◆ **Challenge**:
Reproduce every line of the listing as written, apart from the pictures.

◆ **Materials provided**:
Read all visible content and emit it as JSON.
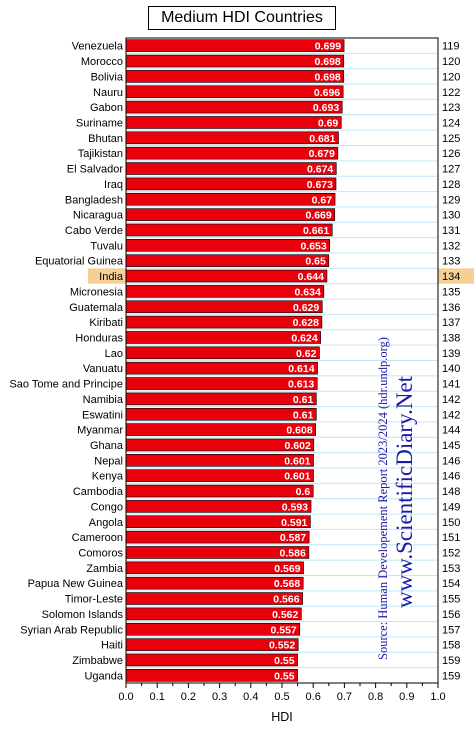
{
  "chart_data": {
    "type": "bar",
    "orientation": "horizontal",
    "title": "Medium HDI Countries",
    "xlabel": "HDI",
    "xlim": [
      0,
      1
    ],
    "x_ticks": [
      "0.0",
      "0.1",
      "0.2",
      "0.3",
      "0.4",
      "0.5",
      "0.6",
      "0.7",
      "0.8",
      "0.9",
      "1.0"
    ],
    "categories": [
      "Venezuela",
      "Morocco",
      "Bolivia",
      "Nauru",
      "Gabon",
      "Suriname",
      "Bhutan",
      "Tajikistan",
      "El Salvador",
      "Iraq",
      "Bangladesh",
      "Nicaragua",
      "Cabo Verde",
      "Tuvalu",
      "Equatorial Guinea",
      "India",
      "Micronesia",
      "Guatemala",
      "Kiribati",
      "Honduras",
      "Lao",
      "Vanuatu",
      "Sao Tome and Principe",
      "Namibia",
      "Eswatini",
      "Myanmar",
      "Ghana",
      "Nepal",
      "Kenya",
      "Cambodia",
      "Congo",
      "Angola",
      "Cameroon",
      "Comoros",
      "Zambia",
      "Papua New Guinea",
      "Timor-Leste",
      "Solomon Islands",
      "Syrian Arab Republic",
      "Haiti",
      "Zimbabwe",
      "Uganda"
    ],
    "values": [
      0.699,
      0.698,
      0.698,
      0.696,
      0.693,
      0.69,
      0.681,
      0.679,
      0.674,
      0.673,
      0.67,
      0.669,
      0.661,
      0.653,
      0.65,
      0.644,
      0.634,
      0.629,
      0.628,
      0.624,
      0.62,
      0.614,
      0.613,
      0.61,
      0.61,
      0.608,
      0.602,
      0.601,
      0.601,
      0.6,
      0.593,
      0.591,
      0.587,
      0.586,
      0.569,
      0.568,
      0.566,
      0.562,
      0.557,
      0.552,
      0.55,
      0.55
    ],
    "value_labels": [
      "0.699",
      "0.698",
      "0.698",
      "0.696",
      "0.693",
      "0.69",
      "0.681",
      "0.679",
      "0.674",
      "0.673",
      "0.67",
      "0.669",
      "0.661",
      "0.653",
      "0.65",
      "0.644",
      "0.634",
      "0.629",
      "0.628",
      "0.624",
      "0.62",
      "0.614",
      "0.613",
      "0.61",
      "0.61",
      "0.608",
      "0.602",
      "0.601",
      "0.601",
      "0.6",
      "0.593",
      "0.591",
      "0.587",
      "0.586",
      "0.569",
      "0.568",
      "0.566",
      "0.562",
      "0.557",
      "0.552",
      "0.55",
      "0.55"
    ],
    "ranks": [
      "119",
      "120",
      "120",
      "122",
      "123",
      "124",
      "125",
      "126",
      "127",
      "128",
      "129",
      "130",
      "131",
      "132",
      "133",
      "134",
      "135",
      "136",
      "137",
      "138",
      "139",
      "140",
      "141",
      "142",
      "142",
      "144",
      "145",
      "146",
      "146",
      "148",
      "149",
      "150",
      "151",
      "152",
      "153",
      "154",
      "155",
      "156",
      "157",
      "158",
      "159",
      "159"
    ],
    "highlight": "India",
    "bar_color": "#e8000b",
    "highlight_color": "#f5cf94",
    "grid": true,
    "grid_color": "#bfe7f5"
  },
  "source_text": "Source: Human Developement Report 2023/2024 (hdr.undp.org)",
  "watermark_text": "www.ScientificDiary.Net"
}
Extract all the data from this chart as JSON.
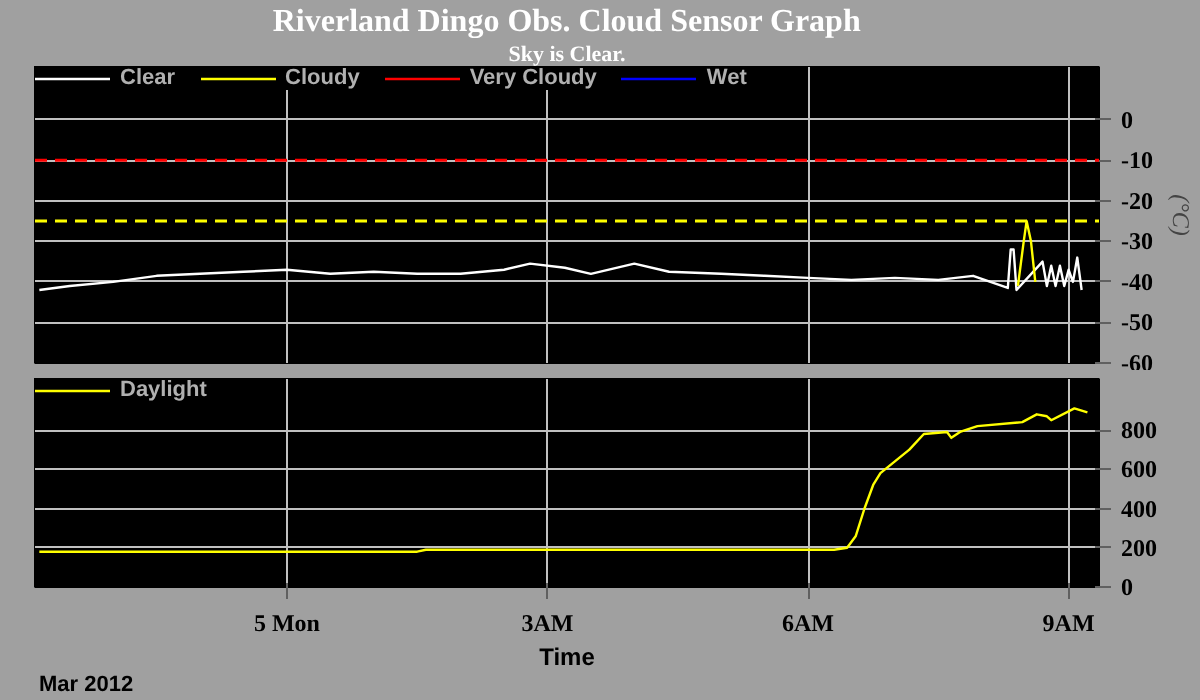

◆ **Exercise output**:
Read all visible content and emit it as JSON.
{
  "chart_data": {
    "type": "bar",
    "orientation": "horizontal",
    "title": "Medium HDI Countries",
    "xlabel": "HDI",
    "xlim": [
      0,
      1
    ],
    "x_ticks": [
      "0.0",
      "0.1",
      "0.2",
      "0.3",
      "0.4",
      "0.5",
      "0.6",
      "0.7",
      "0.8",
      "0.9",
      "1.0"
    ],
    "categories": [
      "Venezuela",
      "Morocco",
      "Bolivia",
      "Nauru",
      "Gabon",
      "Suriname",
      "Bhutan",
      "Tajikistan",
      "El Salvador",
      "Iraq",
      "Bangladesh",
      "Nicaragua",
      "Cabo Verde",
      "Tuvalu",
      "Equatorial Guinea",
      "India",
      "Micronesia",
      "Guatemala",
      "Kiribati",
      "Honduras",
      "Lao",
      "Vanuatu",
      "Sao Tome and Principe",
      "Namibia",
      "Eswatini",
      "Myanmar",
      "Ghana",
      "Nepal",
      "Kenya",
      "Cambodia",
      "Congo",
      "Angola",
      "Cameroon",
      "Comoros",
      "Zambia",
      "Papua New Guinea",
      "Timor-Leste",
      "Solomon Islands",
      "Syrian Arab Republic",
      "Haiti",
      "Zimbabwe",
      "Uganda"
    ],
    "values": [
      0.699,
      0.698,
      0.698,
      0.696,
      0.693,
      0.69,
      0.681,
      0.679,
      0.674,
      0.673,
      0.67,
      0.669,
      0.661,
      0.653,
      0.65,
      0.644,
      0.634,
      0.629,
      0.628,
      0.624,
      0.62,
      0.614,
      0.613,
      0.61,
      0.61,
      0.608,
      0.602,
      0.601,
      0.601,
      0.6,
      0.593,
      0.591,
      0.587,
      0.586,
      0.569,
      0.568,
      0.566,
      0.562,
      0.557,
      0.552,
      0.55,
      0.55
    ],
    "value_labels": [
      "0.699",
      "0.698",
      "0.698",
      "0.696",
      "0.693",
      "0.69",
      "0.681",
      "0.679",
      "0.674",
      "0.673",
      "0.67",
      "0.669",
      "0.661",
      "0.653",
      "0.65",
      "0.644",
      "0.634",
      "0.629",
      "0.628",
      "0.624",
      "0.62",
      "0.614",
      "0.613",
      "0.61",
      "0.61",
      "0.608",
      "0.602",
      "0.601",
      "0.601",
      "0.6",
      "0.593",
      "0.591",
      "0.587",
      "0.586",
      "0.569",
      "0.568",
      "0.566",
      "0.562",
      "0.557",
      "0.552",
      "0.55",
      "0.55"
    ],
    "ranks": [
      "119",
      "120",
      "120",
      "122",
      "123",
      "124",
      "125",
      "126",
      "127",
      "128",
      "129",
      "130",
      "131",
      "132",
      "133",
      "134",
      "135",
      "136",
      "137",
      "138",
      "139",
      "140",
      "141",
      "142",
      "142",
      "144",
      "145",
      "146",
      "146",
      "148",
      "149",
      "150",
      "151",
      "152",
      "153",
      "154",
      "155",
      "156",
      "157",
      "158",
      "159",
      "159"
    ],
    "highlight": "India",
    "bar_color": "#e8000b",
    "highlight_color": "#f5cf94",
    "grid": true,
    "grid_color": "#bfe7f5"
  },
  "source_text": "Source: Human Developement Report 2023/2024 (hdr.undp.org)",
  "watermark_text": "www.ScientificDiary.Net"
}
Extract all the data from this chart as JSON.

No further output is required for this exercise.